[Dataset items]

━━━━━━━━━━━━━━━━━━━━━━━━━━━━━━

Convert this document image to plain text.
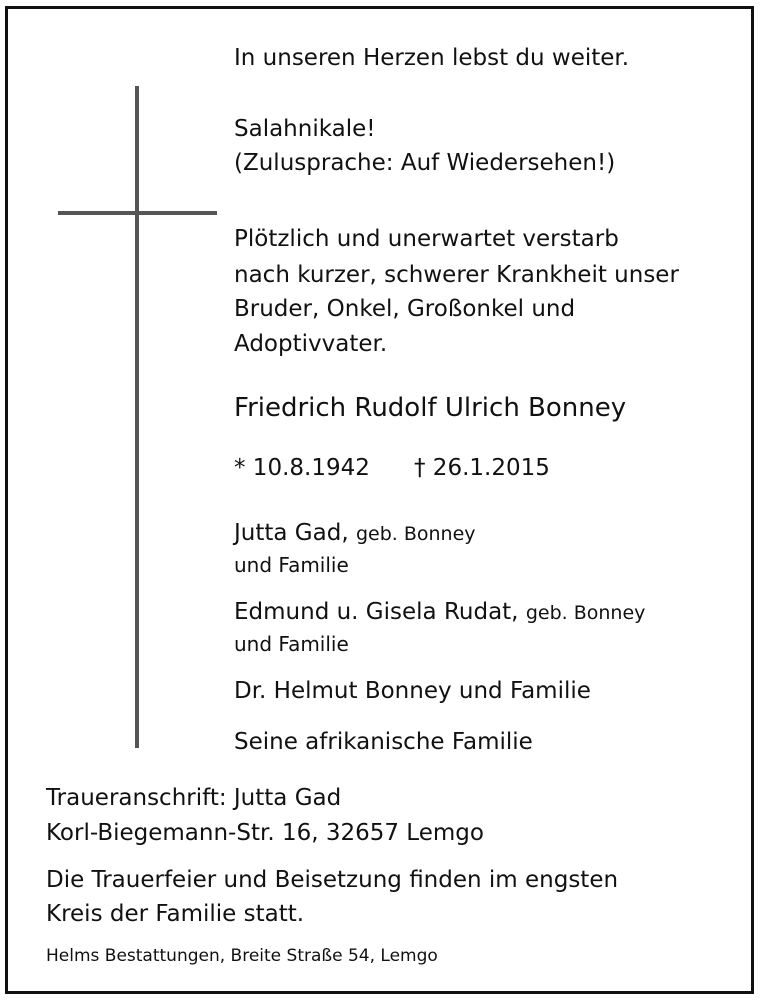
In unseren Herzen lebst du weiter.

Salahnikale!

(Zulusprache: Auf Wiedersehen!)

Plötzlich und unerwartet verstarb

nach kurzer, schwerer Krankheit unser

Bruder, Onkel, Großonkel und

Adoptivvater.

Friedrich Rudolf Ulrich Bonney

* 10.8.1942 † 26.1.2015

Jutta Gad, geb. Bonney

und Familie

Edmund u. Gisela Rudat, geb. Bonney

und Familie

Dr. Helmut Bonney und Familie

Seine afrikanische Familie

Traueranschrift: Jutta Gad

Korl-Biegemann-Str. 16, 32657 Lemgo

Die Trauerfeier und Beisetzung finden im engsten

Kreis der Familie statt.

Helms Bestattungen, Breite Straße 54, Lemgo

━━━━━━━━━━━━━━━━━━━━━━━━━━━━━━

**Your task**
Reproduce every line above as written, skipping pictures.

**Solution**
Convert this document image to plain text.
In unseren Herzen lebst du weiter.

Salahnikale!

(Zulusprache: Auf Wiedersehen!)

Plötzlich und unerwartet verstarb

nach kurzer, schwerer Krankheit unser

Bruder, Onkel, Großonkel und

Adoptivvater.

Friedrich Rudolf Ulrich Bonney

* 10.8.1942 † 26.1.2015

Jutta Gad, geb. Bonney

und Familie

Edmund u. Gisela Rudat, geb. Bonney

und Familie

Dr. Helmut Bonney und Familie

Seine afrikanische Familie

Traueranschrift: Jutta Gad

Korl-Biegemann-Str. 16, 32657 Lemgo

Die Trauerfeier und Beisetzung finden im engsten

Kreis der Familie statt.

Helms Bestattungen, Breite Straße 54, Lemgo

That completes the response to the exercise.